> **RECORD LIST**
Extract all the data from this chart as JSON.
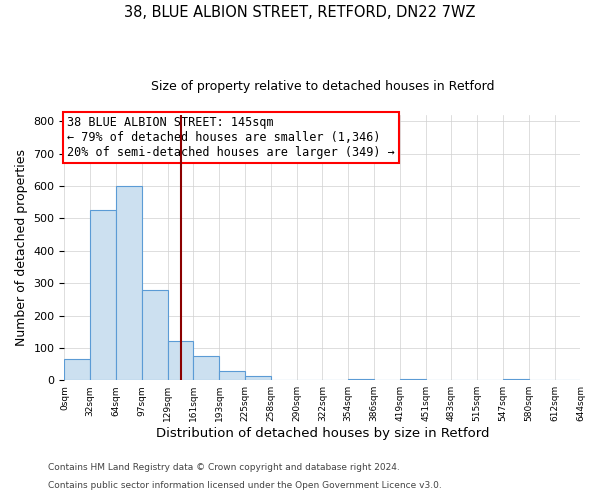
{
  "title": "38, BLUE ALBION STREET, RETFORD, DN22 7WZ",
  "subtitle": "Size of property relative to detached houses in Retford",
  "xlabel": "Distribution of detached houses by size in Retford",
  "ylabel": "Number of detached properties",
  "footer_line1": "Contains HM Land Registry data © Crown copyright and database right 2024.",
  "footer_line2": "Contains public sector information licensed under the Open Government Licence v3.0.",
  "bin_edges": [
    0,
    32,
    64,
    97,
    129,
    161,
    193,
    225,
    258,
    290,
    322,
    354,
    386,
    419,
    451,
    483,
    515,
    547,
    580,
    612,
    644
  ],
  "bin_labels": [
    "0sqm",
    "32sqm",
    "64sqm",
    "97sqm",
    "129sqm",
    "161sqm",
    "193sqm",
    "225sqm",
    "258sqm",
    "290sqm",
    "322sqm",
    "354sqm",
    "386sqm",
    "419sqm",
    "451sqm",
    "483sqm",
    "515sqm",
    "547sqm",
    "580sqm",
    "612sqm",
    "644sqm"
  ],
  "counts": [
    65,
    525,
    600,
    280,
    120,
    75,
    28,
    12,
    0,
    0,
    0,
    5,
    0,
    3,
    0,
    0,
    0,
    3,
    0,
    0
  ],
  "bar_facecolor": "#cce0f0",
  "bar_edgecolor": "#5b9bd5",
  "vline_x": 145,
  "vline_color": "#8b0000",
  "annotation_text_lines": [
    "38 BLUE ALBION STREET: 145sqm",
    "← 79% of detached houses are smaller (1,346)",
    "20% of semi-detached houses are larger (349) →"
  ],
  "ylim": [
    0,
    820
  ],
  "yticks": [
    0,
    100,
    200,
    300,
    400,
    500,
    600,
    700,
    800
  ],
  "background_color": "#ffffff",
  "grid_color": "#d0d0d0",
  "title_fontsize": 10.5,
  "subtitle_fontsize": 9,
  "ann_fontsize": 8.5
}
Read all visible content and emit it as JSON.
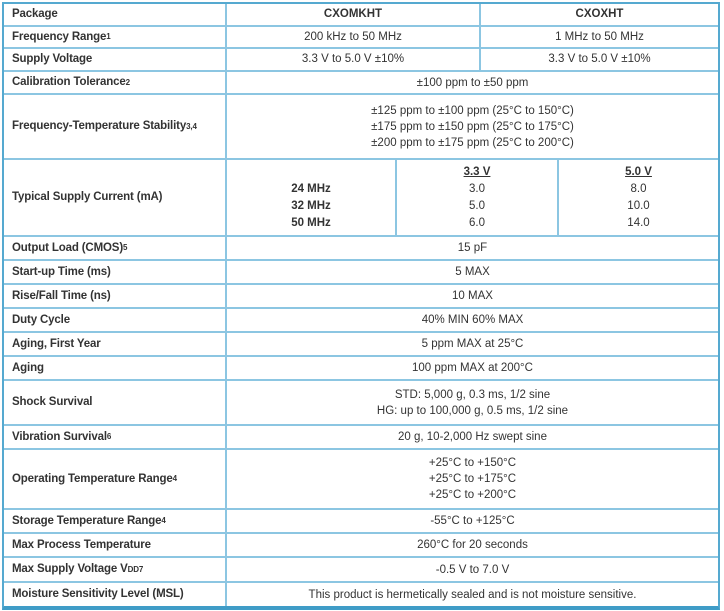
{
  "colors": {
    "border_inner": "#8cc6e2",
    "border_outer": "#55a9d0",
    "border_bottom": "#3f9cc7",
    "text": "#333333"
  },
  "table": {
    "rows": [
      {
        "type": "two_col",
        "label": "Package",
        "values": [
          "CXOMKHT",
          "CXOXHT"
        ],
        "values_bold": true
      },
      {
        "type": "two_col",
        "label": "Frequency Range",
        "label_sup": "1",
        "values": [
          "200 kHz to 50 MHz",
          "1 MHz to 50 MHz"
        ]
      },
      {
        "type": "two_col",
        "label": "Supply Voltage",
        "values": [
          "3.3 V to 5.0 V ±10%",
          "3.3 V to 5.0 V ±10%"
        ]
      },
      {
        "type": "span",
        "label": "Calibration Tolerance",
        "label_sup": "2",
        "lines": [
          "±100 ppm to ±50 ppm"
        ]
      },
      {
        "type": "span",
        "label": "Frequency-Temperature Stability",
        "label_sup": "3,4",
        "lines": [
          "±125 ppm to ±100 ppm (25°C to 150°C)",
          "±175 ppm to ±150 ppm (25°C to 175°C)",
          "±200 ppm to ±175 ppm (25°C to 200°C)"
        ]
      },
      {
        "type": "current",
        "label": "Typical Supply Current (mA)",
        "freq_rows": [
          "24 MHz",
          "32 MHz",
          "50 MHz"
        ],
        "col_headers": [
          "3.3 V",
          "5.0 V"
        ],
        "values": [
          [
            "3.0",
            "8.0"
          ],
          [
            "5.0",
            "10.0"
          ],
          [
            "6.0",
            "14.0"
          ]
        ]
      },
      {
        "type": "span",
        "label": "Output Load (CMOS)",
        "label_sup": "5",
        "lines": [
          "15 pF"
        ]
      },
      {
        "type": "span",
        "label": "Start-up Time (ms)",
        "lines": [
          "5 MAX"
        ]
      },
      {
        "type": "span",
        "label": "Rise/Fall Time (ns)",
        "lines": [
          "10 MAX"
        ]
      },
      {
        "type": "span",
        "label": "Duty Cycle",
        "lines": [
          "40% MIN 60% MAX"
        ]
      },
      {
        "type": "span",
        "label": "Aging, First Year",
        "lines": [
          "5 ppm MAX at 25°C"
        ]
      },
      {
        "type": "span",
        "label": "Aging",
        "lines": [
          "100 ppm MAX at 200°C"
        ]
      },
      {
        "type": "span",
        "label": "Shock Survival",
        "lines": [
          "STD: 5,000 g, 0.3 ms, 1/2 sine",
          "HG: up to 100,000 g, 0.5 ms, 1/2 sine"
        ]
      },
      {
        "type": "span",
        "label": "Vibration Survival",
        "label_sup": "6",
        "lines": [
          "20 g, 10-2,000 Hz swept sine"
        ]
      },
      {
        "type": "span",
        "label": "Operating Temperature Range",
        "label_sup": "4",
        "lines": [
          "+25°C to +150°C",
          "+25°C to +175°C",
          "+25°C to +200°C"
        ]
      },
      {
        "type": "span",
        "label": "Storage Temperature Range",
        "label_sup": "4",
        "lines": [
          "-55°C to +125°C"
        ]
      },
      {
        "type": "span",
        "label": "Max Process Temperature",
        "lines": [
          "260°C for 20 seconds"
        ]
      },
      {
        "type": "span",
        "label": "Max Supply Voltage V",
        "label_sub": "DD",
        "label_sup": "7",
        "lines": [
          "-0.5 V to 7.0 V"
        ]
      },
      {
        "type": "span",
        "label": "Moisture Sensitivity Level (MSL)",
        "lines": [
          "This product is hermetically sealed and is not moisture sensitive."
        ]
      }
    ]
  }
}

> **PROBLEM REQUIREMENTS**
Copy the entries above faithfully and omit every image.

> **RESPONSE TO THE EXERCISE**
Extract all the data from this chart as JSON.
{
  "title": "38, BLUE ALBION STREET, RETFORD, DN22 7WZ",
  "subtitle": "Size of property relative to detached houses in Retford",
  "xlabel": "Distribution of detached houses by size in Retford",
  "ylabel": "Number of detached properties",
  "footer_line1": "Contains HM Land Registry data © Crown copyright and database right 2024.",
  "footer_line2": "Contains public sector information licensed under the Open Government Licence v3.0.",
  "bin_edges": [
    0,
    32,
    64,
    97,
    129,
    161,
    193,
    225,
    258,
    290,
    322,
    354,
    386,
    419,
    451,
    483,
    515,
    547,
    580,
    612,
    644
  ],
  "bin_labels": [
    "0sqm",
    "32sqm",
    "64sqm",
    "97sqm",
    "129sqm",
    "161sqm",
    "193sqm",
    "225sqm",
    "258sqm",
    "290sqm",
    "322sqm",
    "354sqm",
    "386sqm",
    "419sqm",
    "451sqm",
    "483sqm",
    "515sqm",
    "547sqm",
    "580sqm",
    "612sqm",
    "644sqm"
  ],
  "counts": [
    65,
    525,
    600,
    280,
    120,
    75,
    28,
    12,
    0,
    0,
    0,
    5,
    0,
    3,
    0,
    0,
    0,
    3,
    0,
    0
  ],
  "bar_facecolor": "#cce0f0",
  "bar_edgecolor": "#5b9bd5",
  "vline_x": 145,
  "vline_color": "#8b0000",
  "annotation_text_lines": [
    "38 BLUE ALBION STREET: 145sqm",
    "← 79% of detached houses are smaller (1,346)",
    "20% of semi-detached houses are larger (349) →"
  ],
  "ylim": [
    0,
    820
  ],
  "yticks": [
    0,
    100,
    200,
    300,
    400,
    500,
    600,
    700,
    800
  ],
  "background_color": "#ffffff",
  "grid_color": "#d0d0d0",
  "title_fontsize": 10.5,
  "subtitle_fontsize": 9,
  "ann_fontsize": 8.5
}
Read all visible content and emit it as JSON.
{
  "colors": {
    "border_inner": "#8cc6e2",
    "border_outer": "#55a9d0",
    "border_bottom": "#3f9cc7",
    "text": "#333333"
  },
  "table": {
    "rows": [
      {
        "type": "two_col",
        "label": "Package",
        "values": [
          "CXOMKHT",
          "CXOXHT"
        ],
        "values_bold": true
      },
      {
        "type": "two_col",
        "label": "Frequency Range",
        "label_sup": "1",
        "values": [
          "200 kHz to 50 MHz",
          "1 MHz to 50 MHz"
        ]
      },
      {
        "type": "two_col",
        "label": "Supply Voltage",
        "values": [
          "3.3 V to 5.0 V ±10%",
          "3.3 V to 5.0 V ±10%"
        ]
      },
      {
        "type": "span",
        "label": "Calibration Tolerance",
        "label_sup": "2",
        "lines": [
          "±100 ppm to ±50 ppm"
        ]
      },
      {
        "type": "span",
        "label": "Frequency-Temperature Stability",
        "label_sup": "3,4",
        "lines": [
          "±125 ppm to ±100 ppm (25°C to 150°C)",
          "±175 ppm to ±150 ppm (25°C to 175°C)",
          "±200 ppm to ±175 ppm (25°C to 200°C)"
        ]
      },
      {
        "type": "current",
        "label": "Typical Supply Current (mA)",
        "freq_rows": [
          "24 MHz",
          "32 MHz",
          "50 MHz"
        ],
        "col_headers": [
          "3.3 V",
          "5.0 V"
        ],
        "values": [
          [
            "3.0",
            "8.0"
          ],
          [
            "5.0",
            "10.0"
          ],
          [
            "6.0",
            "14.0"
          ]
        ]
      },
      {
        "type": "span",
        "label": "Output Load (CMOS)",
        "label_sup": "5",
        "lines": [
          "15 pF"
        ]
      },
      {
        "type": "span",
        "label": "Start-up Time (ms)",
        "lines": [
          "5 MAX"
        ]
      },
      {
        "type": "span",
        "label": "Rise/Fall Time (ns)",
        "lines": [
          "10 MAX"
        ]
      },
      {
        "type": "span",
        "label": "Duty Cycle",
        "lines": [
          "40% MIN 60% MAX"
        ]
      },
      {
        "type": "span",
        "label": "Aging, First Year",
        "lines": [
          "5 ppm MAX at 25°C"
        ]
      },
      {
        "type": "span",
        "label": "Aging",
        "lines": [
          "100 ppm MAX at 200°C"
        ]
      },
      {
        "type": "span",
        "label": "Shock Survival",
        "lines": [
          "STD: 5,000 g, 0.3 ms, 1/2 sine",
          "HG: up to 100,000 g, 0.5 ms, 1/2 sine"
        ]
      },
      {
        "type": "span",
        "label": "Vibration Survival",
        "label_sup": "6",
        "lines": [
          "20 g, 10-2,000 Hz swept sine"
        ]
      },
      {
        "type": "span",
        "label": "Operating Temperature Range",
        "label_sup": "4",
        "lines": [
          "+25°C to +150°C",
          "+25°C to +175°C",
          "+25°C to +200°C"
        ]
      },
      {
        "type": "span",
        "label": "Storage Temperature Range",
        "label_sup": "4",
        "lines": [
          "-55°C to +125°C"
        ]
      },
      {
        "type": "span",
        "label": "Max Process Temperature",
        "lines": [
          "260°C for 20 seconds"
        ]
      },
      {
        "type": "span",
        "label": "Max Supply Voltage V",
        "label_sub": "DD",
        "label_sup": "7",
        "lines": [
          "-0.5 V to 7.0 V"
        ]
      },
      {
        "type": "span",
        "label": "Moisture Sensitivity Level (MSL)",
        "lines": [
          "This product is hermetically sealed and is not moisture sensitive."
        ]
      }
    ]
  }
}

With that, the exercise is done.